▶ _EXERCISE DIRECTIONS_
The listing below is to be output in its exact form.

Extracted records:
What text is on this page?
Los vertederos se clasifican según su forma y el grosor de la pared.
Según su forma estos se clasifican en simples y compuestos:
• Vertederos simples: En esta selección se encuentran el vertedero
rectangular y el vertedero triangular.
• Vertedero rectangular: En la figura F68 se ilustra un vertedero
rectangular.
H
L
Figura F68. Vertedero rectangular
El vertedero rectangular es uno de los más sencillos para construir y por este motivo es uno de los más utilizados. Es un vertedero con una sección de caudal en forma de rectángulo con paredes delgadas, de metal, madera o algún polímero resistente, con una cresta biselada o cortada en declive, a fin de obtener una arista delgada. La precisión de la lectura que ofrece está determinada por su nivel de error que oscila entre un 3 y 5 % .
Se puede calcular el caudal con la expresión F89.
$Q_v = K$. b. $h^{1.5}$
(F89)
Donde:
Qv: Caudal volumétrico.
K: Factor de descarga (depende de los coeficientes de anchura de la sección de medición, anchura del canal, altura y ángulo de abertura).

▶ _EXERCISE OUTPUT_
What text is on this page?
Los vertederos se clasifican según su forma y el grosor de la pared.
Según su forma estos se clasifican en simples y compuestos:
• Vertederos simples: En esta selección se encuentran el vertedero
rectangular y el vertedero triangular.
• Vertedero rectangular: En la figura F68 se ilustra un vertedero
rectangular.
H
L
Figura F68. Vertedero rectangular
El vertedero rectangular es uno de los más sencillos para construir y por este motivo es uno de los más utilizados. Es un vertedero con una sección de caudal en forma de rectángulo con paredes delgadas, de metal, madera o algún polímero resistente, con una cresta biselada o cortada en declive, a fin de obtener una arista delgada. La precisión de la lectura que ofrece está determinada por su nivel de error que oscila entre un 3 y 5 % .
Se puede calcular el caudal con la expresión F89.
$Q_v = K$. b. $h^{1.5}$
(F89)
Donde:
Qv: Caudal volumétrico.
K: Factor de descarga (depende de los coeficientes de anchura de la sección de medición, anchura del canal, altura y ángulo de abertura).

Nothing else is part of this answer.